## START SUPPLIED RECORDS

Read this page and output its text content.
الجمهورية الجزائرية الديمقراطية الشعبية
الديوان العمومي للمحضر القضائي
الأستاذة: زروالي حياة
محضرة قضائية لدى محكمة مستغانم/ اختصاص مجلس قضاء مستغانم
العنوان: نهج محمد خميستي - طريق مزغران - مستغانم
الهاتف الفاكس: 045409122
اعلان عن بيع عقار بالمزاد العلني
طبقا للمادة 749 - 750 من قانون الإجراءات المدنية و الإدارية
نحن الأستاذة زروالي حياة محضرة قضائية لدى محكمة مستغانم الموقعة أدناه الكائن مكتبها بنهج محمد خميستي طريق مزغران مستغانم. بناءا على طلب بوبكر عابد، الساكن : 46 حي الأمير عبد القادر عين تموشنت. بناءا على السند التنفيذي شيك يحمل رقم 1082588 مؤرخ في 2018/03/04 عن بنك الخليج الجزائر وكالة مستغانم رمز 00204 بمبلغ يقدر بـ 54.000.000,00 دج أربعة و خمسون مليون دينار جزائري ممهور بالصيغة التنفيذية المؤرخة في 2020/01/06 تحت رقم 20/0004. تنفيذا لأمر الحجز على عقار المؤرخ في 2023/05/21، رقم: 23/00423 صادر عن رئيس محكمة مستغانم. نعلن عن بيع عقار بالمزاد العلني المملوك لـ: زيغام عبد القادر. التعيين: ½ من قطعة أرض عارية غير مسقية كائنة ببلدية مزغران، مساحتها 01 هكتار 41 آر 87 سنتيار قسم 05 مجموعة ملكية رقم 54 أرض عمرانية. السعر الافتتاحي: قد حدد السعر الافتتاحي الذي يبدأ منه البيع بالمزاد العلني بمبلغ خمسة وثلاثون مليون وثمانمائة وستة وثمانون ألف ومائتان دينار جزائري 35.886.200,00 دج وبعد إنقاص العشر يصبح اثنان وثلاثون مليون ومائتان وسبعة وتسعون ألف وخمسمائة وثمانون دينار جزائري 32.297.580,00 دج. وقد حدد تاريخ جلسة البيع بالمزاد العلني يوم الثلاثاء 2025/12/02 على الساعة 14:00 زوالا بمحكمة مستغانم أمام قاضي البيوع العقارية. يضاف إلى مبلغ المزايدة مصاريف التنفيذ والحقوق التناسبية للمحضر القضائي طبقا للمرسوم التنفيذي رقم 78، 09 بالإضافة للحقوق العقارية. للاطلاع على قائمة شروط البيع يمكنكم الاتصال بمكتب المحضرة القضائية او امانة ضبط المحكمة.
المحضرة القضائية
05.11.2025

## END SUPPLIED RECORDS

→ EXERCISE DIRECTIONS
Make an exact copy of every line in the data.

→ REPLY TO THE EXERCISE
Read this page and output its text content.
الجمهورية الجزائرية الديمقراطية الشعبية
الديوان العمومي للمحضر القضائي
الأستاذة: زروالي حياة
محضرة قضائية لدى محكمة مستغانم/ اختصاص مجلس قضاء مستغانم
العنوان: نهج محمد خميستي - طريق مزغران - مستغانم
الهاتف الفاكس: 045409122
اعلان عن بيع عقار بالمزاد العلني
طبقا للمادة 749 - 750 من قانون الإجراءات المدنية و الإدارية
نحن الأستاذة زروالي حياة محضرة قضائية لدى محكمة مستغانم الموقعة أدناه الكائن مكتبها بنهج محمد خميستي طريق مزغران مستغانم. بناءا على طلب بوبكر عابد، الساكن : 46 حي الأمير عبد القادر عين تموشنت. بناءا على السند التنفيذي شيك يحمل رقم 1082588 مؤرخ في 2018/03/04 عن بنك الخليج الجزائر وكالة مستغانم رمز 00204 بمبلغ يقدر بـ 54.000.000,00 دج أربعة و خمسون مليون دينار جزائري ممهور بالصيغة التنفيذية المؤرخة في 2020/01/06 تحت رقم 20/0004. تنفيذا لأمر الحجز على عقار المؤرخ في 2023/05/21، رقم: 23/00423 صادر عن رئيس محكمة مستغانم. نعلن عن بيع عقار بالمزاد العلني المملوك لـ: زيغام عبد القادر. التعيين: ½ من قطعة أرض عارية غير مسقية كائنة ببلدية مزغران، مساحتها 01 هكتار 41 آر 87 سنتيار قسم 05 مجموعة ملكية رقم 54 أرض عمرانية. السعر الافتتاحي: قد حدد السعر الافتتاحي الذي يبدأ منه البيع بالمزاد العلني بمبلغ خمسة وثلاثون مليون وثمانمائة وستة وثمانون ألف ومائتان دينار جزائري 35.886.200,00 دج وبعد إنقاص العشر يصبح اثنان وثلاثون مليون ومائتان وسبعة وتسعون ألف وخمسمائة وثمانون دينار جزائري 32.297.580,00 دج. وقد حدد تاريخ جلسة البيع بالمزاد العلني يوم الثلاثاء 2025/12/02 على الساعة 14:00 زوالا بمحكمة مستغانم أمام قاضي البيوع العقارية. يضاف إلى مبلغ المزايدة مصاريف التنفيذ والحقوق التناسبية للمحضر القضائي طبقا للمرسوم التنفيذي رقم 78، 09 بالإضافة للحقوق العقارية. للاطلاع على قائمة شروط البيع يمكنكم الاتصال بمكتب المحضرة القضائية او امانة ضبط المحكمة.
المحضرة القضائية
05.11.2025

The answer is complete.